_Exercise instructions_. Repeat every record below exactly, but leave out any pictures.

_Data lines_.
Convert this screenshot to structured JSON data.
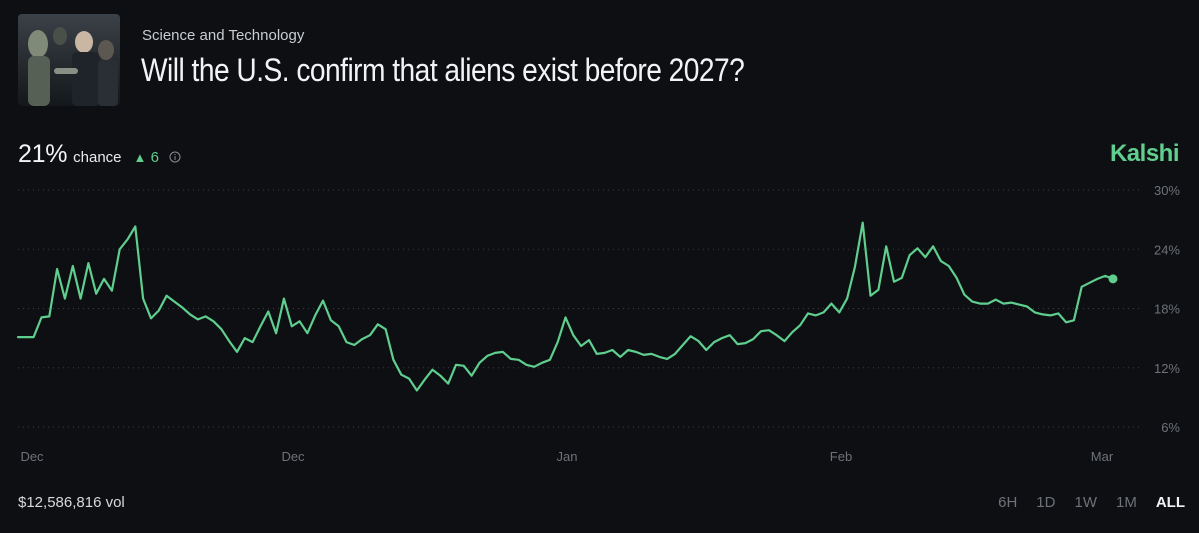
{
  "header": {
    "category": "Science and Technology",
    "title": "Will the U.S. confirm that aliens exist before 2027?"
  },
  "stats": {
    "percent": "21%",
    "chance_label": "chance",
    "delta_arrow": "▲",
    "delta_value": "6"
  },
  "brand": "Kalshi",
  "colors": {
    "accent": "#5fce8e",
    "background": "#0d0f12",
    "grid": "#3a3d42"
  },
  "footer": {
    "volume": "$12,586,816 vol",
    "ranges": [
      "6H",
      "1D",
      "1W",
      "1M",
      "ALL"
    ],
    "active_range": "ALL"
  },
  "chart_data": {
    "type": "line",
    "x_tick_labels": [
      "Dec",
      "Dec",
      "Jan",
      "Feb",
      "Mar"
    ],
    "y_tick_labels": [
      "30%",
      "24%",
      "18%",
      "12%",
      "6%"
    ],
    "y_ticks": [
      30,
      24,
      18,
      12,
      6
    ],
    "ylim": [
      6,
      30
    ],
    "grid": true,
    "series": [
      {
        "values": [
          15.1,
          15.1,
          15.1,
          17.1,
          17.2,
          22,
          19,
          22.3,
          19,
          22.6,
          19.5,
          21,
          19.8,
          24,
          25,
          26.3,
          19,
          17,
          17.8,
          19.3,
          18.7,
          18.1,
          17.4,
          16.9,
          17.2,
          16.7,
          15.9,
          14.7,
          13.6,
          15,
          14.6,
          16.2,
          17.7,
          15.5,
          19,
          16.2,
          16.7,
          15.5,
          17.3,
          18.8,
          16.8,
          16.2,
          14.6,
          14.3,
          14.9,
          15.3,
          16.4,
          15.9,
          12.8,
          11.3,
          10.9,
          9.7,
          10.8,
          11.8,
          11.2,
          10.4,
          12.3,
          12.2,
          11.2,
          12.5,
          13.2,
          13.5,
          13.6,
          12.9,
          12.8,
          12.3,
          12.1,
          12.5,
          12.8,
          14.6,
          17.1,
          15.3,
          14.2,
          14.8,
          13.4,
          13.5,
          13.8,
          13.1,
          13.8,
          13.6,
          13.3,
          13.4,
          13.1,
          12.9,
          13.4,
          14.3,
          15.2,
          14.7,
          13.8,
          14.6,
          15,
          15.3,
          14.4,
          14.5,
          14.9,
          15.7,
          15.8,
          15.3,
          14.7,
          15.6,
          16.3,
          17.5,
          17.3,
          17.6,
          18.5,
          17.6,
          19,
          22.2,
          26.7,
          19.3,
          19.9,
          24.3,
          20.7,
          21.1,
          23.4,
          24.1,
          23.2,
          24.3,
          22.8,
          22.3,
          21.1,
          19.4,
          18.7,
          18.5,
          18.5,
          18.9,
          18.5,
          18.6,
          18.4,
          18.2,
          17.6,
          17.4,
          17.3,
          17.5,
          16.6,
          16.8,
          20.2,
          20.6,
          21,
          21.3,
          21
        ]
      }
    ]
  }
}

_Output for this task_.
Convert this screenshot to structured JSON data.
{
  "header": {
    "category": "Science and Technology",
    "title": "Will the U.S. confirm that aliens exist before 2027?"
  },
  "stats": {
    "percent": "21%",
    "chance_label": "chance",
    "delta_arrow": "▲",
    "delta_value": "6"
  },
  "brand": "Kalshi",
  "colors": {
    "accent": "#5fce8e",
    "background": "#0d0f12",
    "grid": "#3a3d42"
  },
  "footer": {
    "volume": "$12,586,816 vol",
    "ranges": [
      "6H",
      "1D",
      "1W",
      "1M",
      "ALL"
    ],
    "active_range": "ALL"
  },
  "chart_data": {
    "type": "line",
    "x_tick_labels": [
      "Dec",
      "Dec",
      "Jan",
      "Feb",
      "Mar"
    ],
    "y_tick_labels": [
      "30%",
      "24%",
      "18%",
      "12%",
      "6%"
    ],
    "y_ticks": [
      30,
      24,
      18,
      12,
      6
    ],
    "ylim": [
      6,
      30
    ],
    "grid": true,
    "series": [
      {
        "values": [
          15.1,
          15.1,
          15.1,
          17.1,
          17.2,
          22,
          19,
          22.3,
          19,
          22.6,
          19.5,
          21,
          19.8,
          24,
          25,
          26.3,
          19,
          17,
          17.8,
          19.3,
          18.7,
          18.1,
          17.4,
          16.9,
          17.2,
          16.7,
          15.9,
          14.7,
          13.6,
          15,
          14.6,
          16.2,
          17.7,
          15.5,
          19,
          16.2,
          16.7,
          15.5,
          17.3,
          18.8,
          16.8,
          16.2,
          14.6,
          14.3,
          14.9,
          15.3,
          16.4,
          15.9,
          12.8,
          11.3,
          10.9,
          9.7,
          10.8,
          11.8,
          11.2,
          10.4,
          12.3,
          12.2,
          11.2,
          12.5,
          13.2,
          13.5,
          13.6,
          12.9,
          12.8,
          12.3,
          12.1,
          12.5,
          12.8,
          14.6,
          17.1,
          15.3,
          14.2,
          14.8,
          13.4,
          13.5,
          13.8,
          13.1,
          13.8,
          13.6,
          13.3,
          13.4,
          13.1,
          12.9,
          13.4,
          14.3,
          15.2,
          14.7,
          13.8,
          14.6,
          15,
          15.3,
          14.4,
          14.5,
          14.9,
          15.7,
          15.8,
          15.3,
          14.7,
          15.6,
          16.3,
          17.5,
          17.3,
          17.6,
          18.5,
          17.6,
          19,
          22.2,
          26.7,
          19.3,
          19.9,
          24.3,
          20.7,
          21.1,
          23.4,
          24.1,
          23.2,
          24.3,
          22.8,
          22.3,
          21.1,
          19.4,
          18.7,
          18.5,
          18.5,
          18.9,
          18.5,
          18.6,
          18.4,
          18.2,
          17.6,
          17.4,
          17.3,
          17.5,
          16.6,
          16.8,
          20.2,
          20.6,
          21,
          21.3,
          21
        ]
      }
    ]
  }
}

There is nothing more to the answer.